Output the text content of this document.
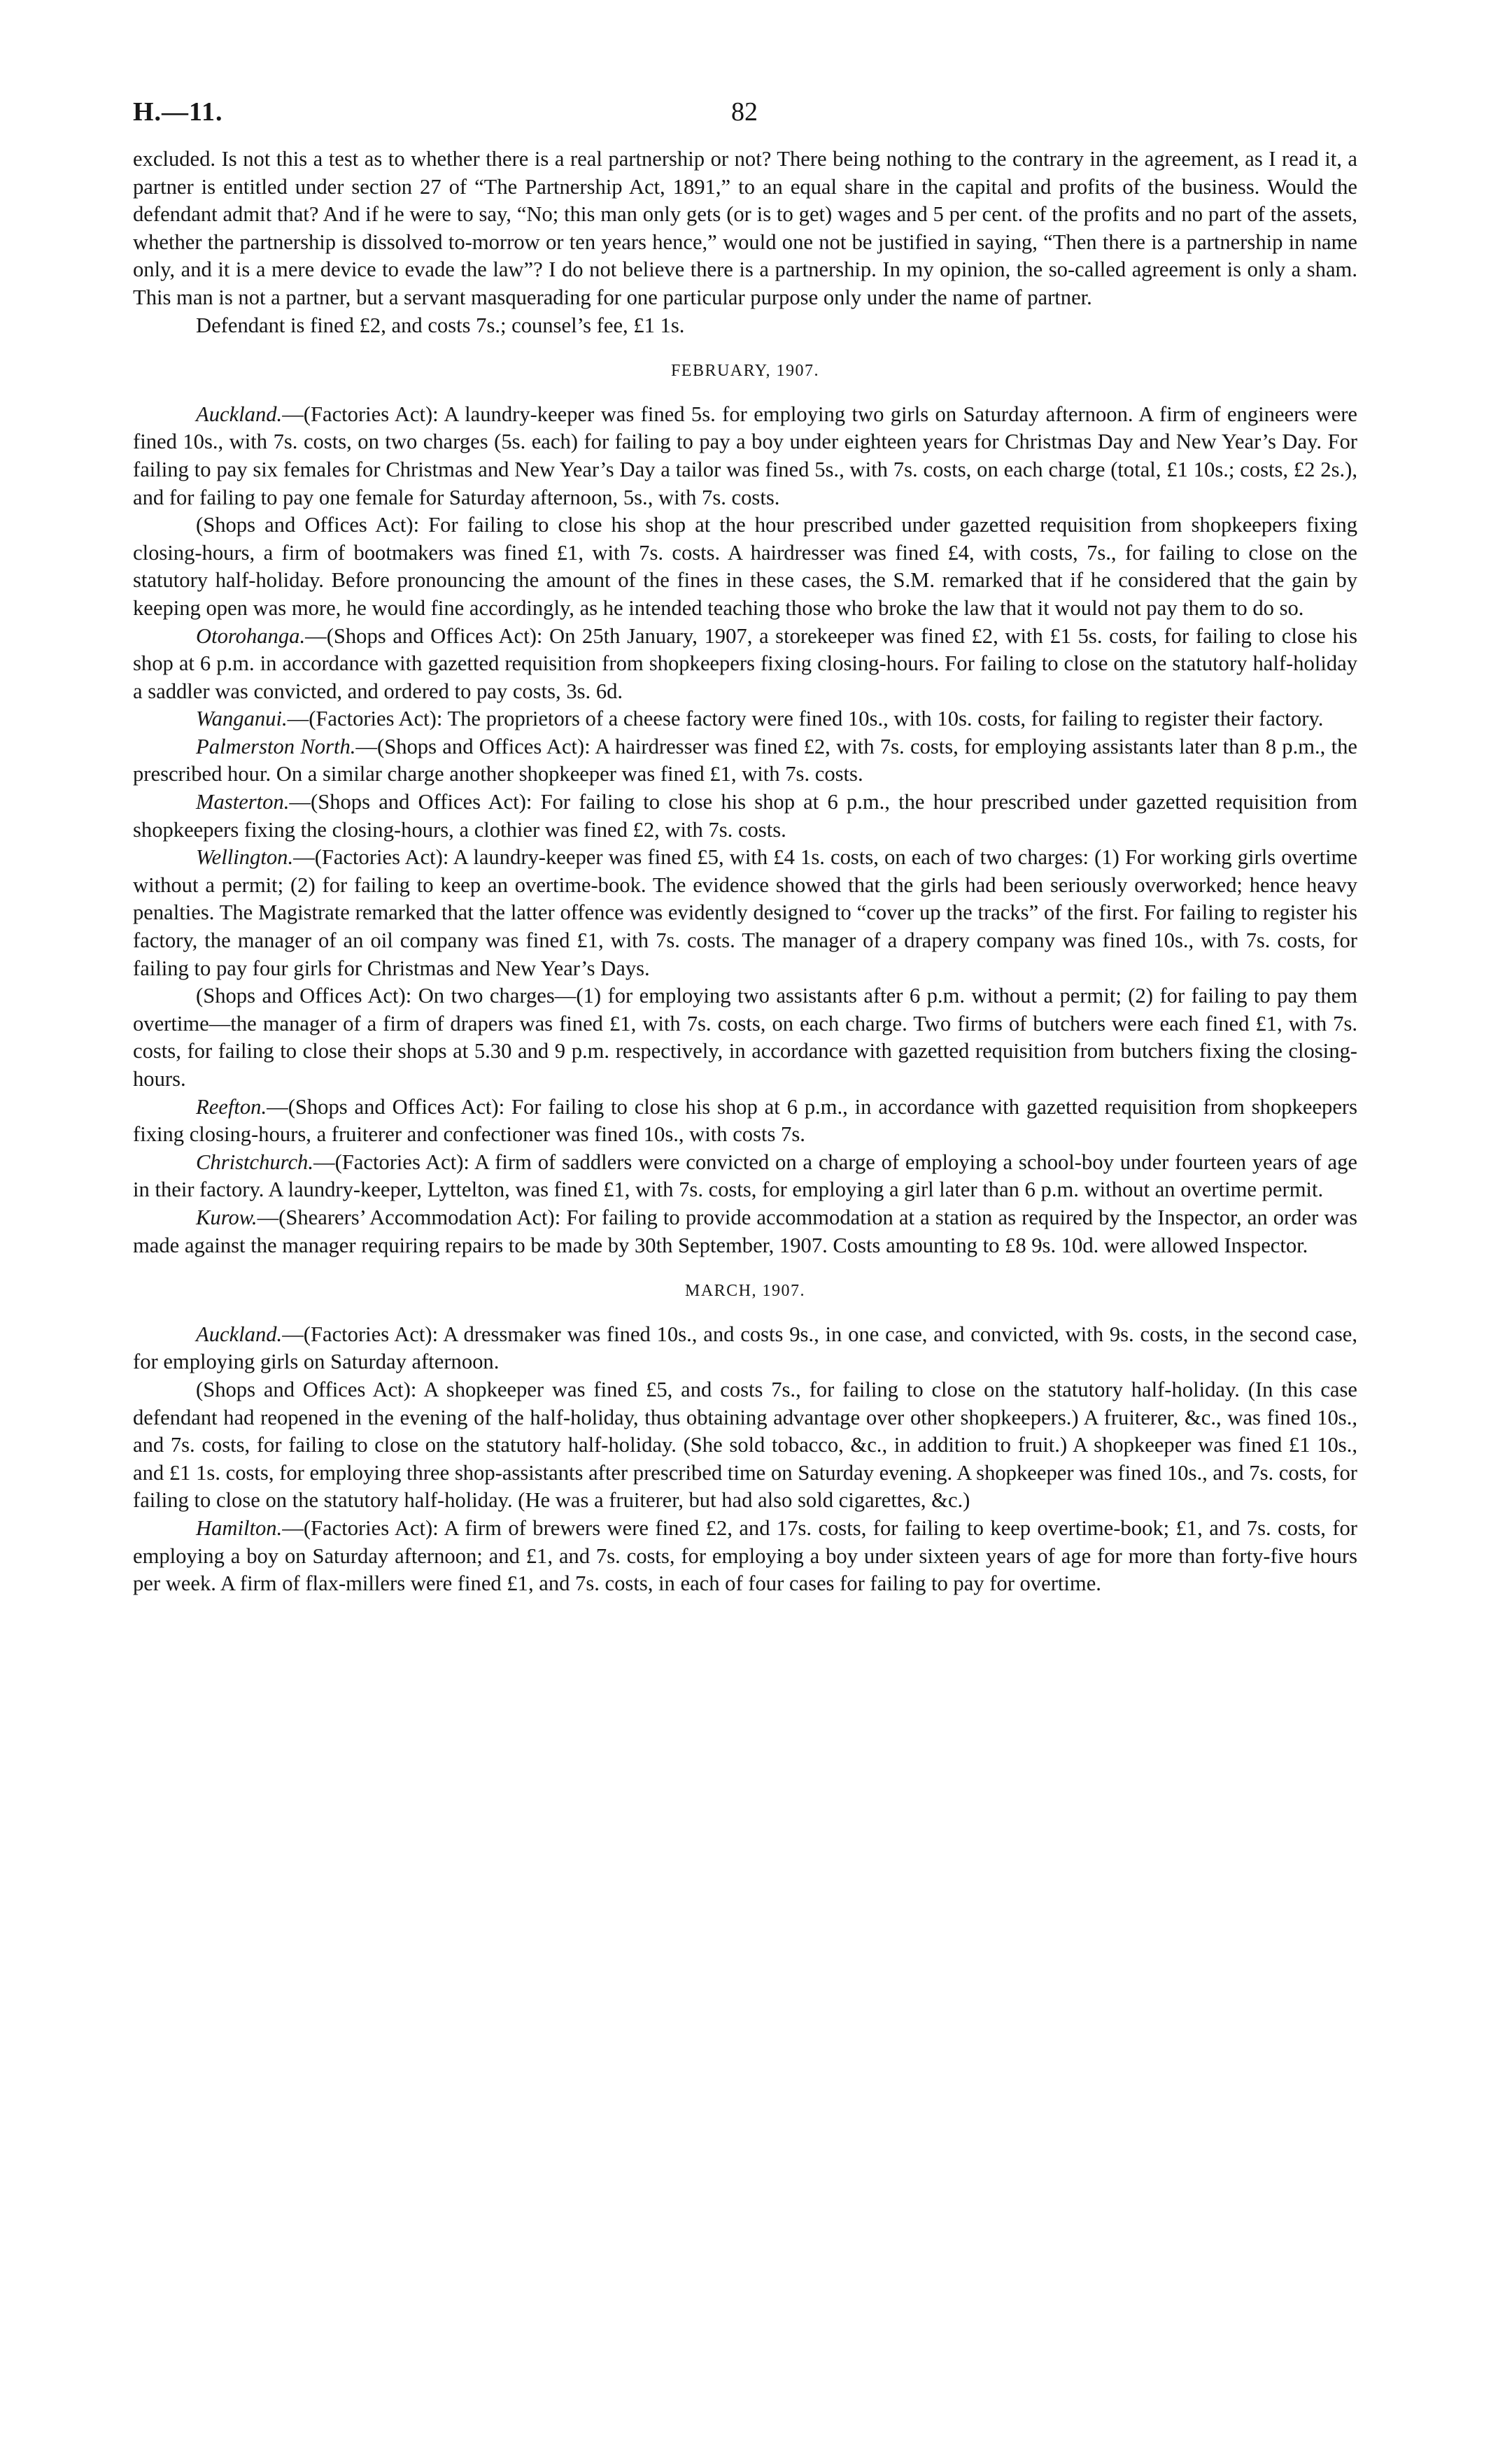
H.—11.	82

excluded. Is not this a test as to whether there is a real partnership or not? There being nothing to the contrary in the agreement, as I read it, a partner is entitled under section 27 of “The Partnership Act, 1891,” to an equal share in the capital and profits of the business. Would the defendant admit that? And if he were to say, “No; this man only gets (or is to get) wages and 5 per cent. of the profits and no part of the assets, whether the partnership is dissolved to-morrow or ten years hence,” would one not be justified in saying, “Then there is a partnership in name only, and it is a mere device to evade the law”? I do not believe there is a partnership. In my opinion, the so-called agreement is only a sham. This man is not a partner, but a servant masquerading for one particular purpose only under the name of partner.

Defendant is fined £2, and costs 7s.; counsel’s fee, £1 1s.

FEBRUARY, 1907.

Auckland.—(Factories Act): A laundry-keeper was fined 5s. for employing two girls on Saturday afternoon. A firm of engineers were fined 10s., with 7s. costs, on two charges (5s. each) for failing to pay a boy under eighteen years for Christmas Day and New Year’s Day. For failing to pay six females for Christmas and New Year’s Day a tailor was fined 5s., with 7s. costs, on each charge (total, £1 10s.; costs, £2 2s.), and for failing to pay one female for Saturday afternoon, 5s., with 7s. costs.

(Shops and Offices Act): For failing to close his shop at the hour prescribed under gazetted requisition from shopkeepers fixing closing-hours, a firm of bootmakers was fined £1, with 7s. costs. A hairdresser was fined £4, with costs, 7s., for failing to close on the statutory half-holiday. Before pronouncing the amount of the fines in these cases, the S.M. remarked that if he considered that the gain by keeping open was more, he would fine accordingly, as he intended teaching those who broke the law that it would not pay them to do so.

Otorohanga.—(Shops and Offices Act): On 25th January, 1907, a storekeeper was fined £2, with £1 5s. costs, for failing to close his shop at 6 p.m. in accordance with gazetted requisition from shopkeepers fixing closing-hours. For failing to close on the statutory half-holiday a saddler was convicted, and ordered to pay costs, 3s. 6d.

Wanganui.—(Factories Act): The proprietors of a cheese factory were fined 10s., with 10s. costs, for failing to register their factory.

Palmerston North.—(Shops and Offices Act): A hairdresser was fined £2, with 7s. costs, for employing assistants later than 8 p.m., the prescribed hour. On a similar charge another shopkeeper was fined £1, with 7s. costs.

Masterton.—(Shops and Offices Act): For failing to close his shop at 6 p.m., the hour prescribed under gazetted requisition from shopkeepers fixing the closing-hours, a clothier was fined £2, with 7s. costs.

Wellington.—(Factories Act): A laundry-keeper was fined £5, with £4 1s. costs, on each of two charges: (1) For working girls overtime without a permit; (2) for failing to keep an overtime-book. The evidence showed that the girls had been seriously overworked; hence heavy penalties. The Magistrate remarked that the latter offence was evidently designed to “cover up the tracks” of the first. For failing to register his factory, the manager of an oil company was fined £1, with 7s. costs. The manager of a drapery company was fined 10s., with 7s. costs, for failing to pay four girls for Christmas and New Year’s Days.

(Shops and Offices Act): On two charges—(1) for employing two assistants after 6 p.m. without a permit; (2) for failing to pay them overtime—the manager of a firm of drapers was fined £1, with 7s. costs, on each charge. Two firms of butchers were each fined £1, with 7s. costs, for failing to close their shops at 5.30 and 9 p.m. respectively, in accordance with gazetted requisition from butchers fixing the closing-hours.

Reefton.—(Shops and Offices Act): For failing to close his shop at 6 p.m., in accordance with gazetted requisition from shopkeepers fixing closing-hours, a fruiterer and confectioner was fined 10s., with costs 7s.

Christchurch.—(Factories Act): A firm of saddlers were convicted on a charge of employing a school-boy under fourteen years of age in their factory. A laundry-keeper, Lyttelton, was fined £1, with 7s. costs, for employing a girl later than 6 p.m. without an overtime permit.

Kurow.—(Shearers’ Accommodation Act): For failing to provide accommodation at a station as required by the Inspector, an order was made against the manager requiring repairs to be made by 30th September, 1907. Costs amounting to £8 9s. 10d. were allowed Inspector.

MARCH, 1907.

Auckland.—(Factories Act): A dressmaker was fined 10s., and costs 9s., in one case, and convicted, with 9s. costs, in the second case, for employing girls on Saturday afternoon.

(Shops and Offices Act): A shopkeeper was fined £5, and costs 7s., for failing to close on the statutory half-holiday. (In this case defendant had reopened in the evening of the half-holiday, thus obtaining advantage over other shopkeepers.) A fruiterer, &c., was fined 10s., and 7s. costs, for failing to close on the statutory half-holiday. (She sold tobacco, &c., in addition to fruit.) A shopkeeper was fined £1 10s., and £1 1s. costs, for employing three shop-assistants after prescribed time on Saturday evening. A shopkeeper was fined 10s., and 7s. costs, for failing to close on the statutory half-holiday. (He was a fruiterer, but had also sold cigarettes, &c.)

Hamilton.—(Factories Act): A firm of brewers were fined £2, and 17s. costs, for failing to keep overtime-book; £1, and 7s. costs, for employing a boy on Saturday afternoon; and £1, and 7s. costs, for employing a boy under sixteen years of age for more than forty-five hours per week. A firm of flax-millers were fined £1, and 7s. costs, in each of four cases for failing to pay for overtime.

---

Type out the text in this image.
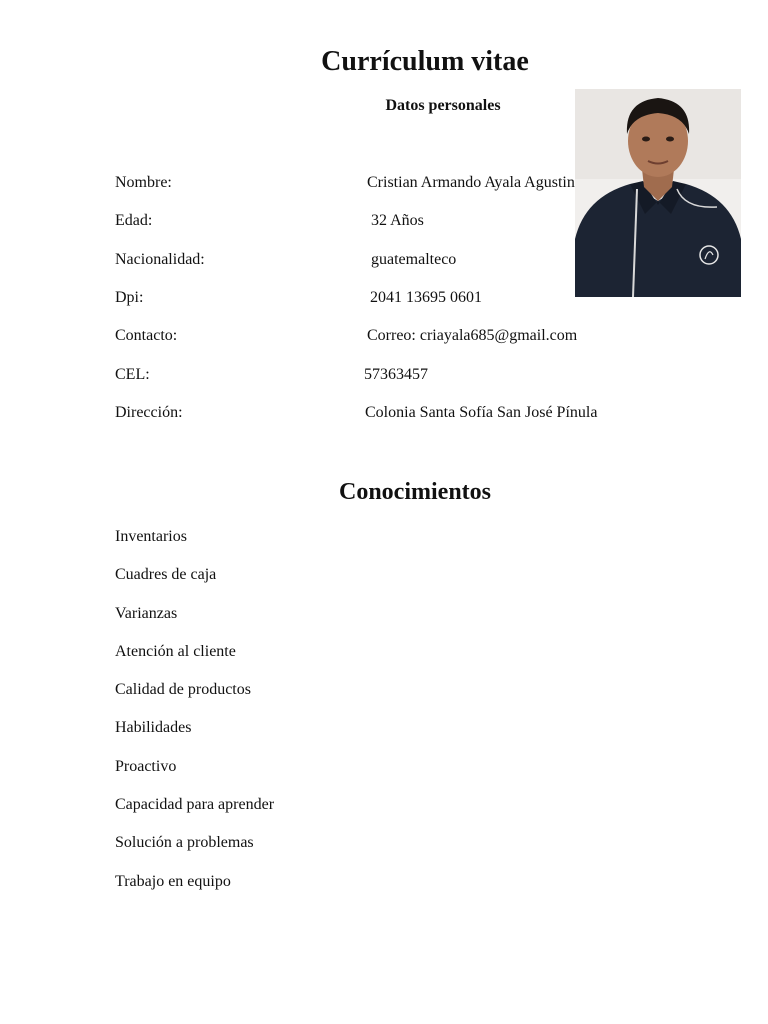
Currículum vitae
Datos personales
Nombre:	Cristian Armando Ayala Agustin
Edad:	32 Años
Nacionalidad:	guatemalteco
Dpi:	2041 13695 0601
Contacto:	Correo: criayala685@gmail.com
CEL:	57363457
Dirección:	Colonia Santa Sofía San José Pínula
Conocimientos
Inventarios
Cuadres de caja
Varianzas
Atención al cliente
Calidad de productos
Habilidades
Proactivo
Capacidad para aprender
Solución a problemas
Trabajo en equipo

— Exercise brief —
Tally the lines of the material above that contain the word "hairdresser" and report the total alone.

— Solution for this exercise —
2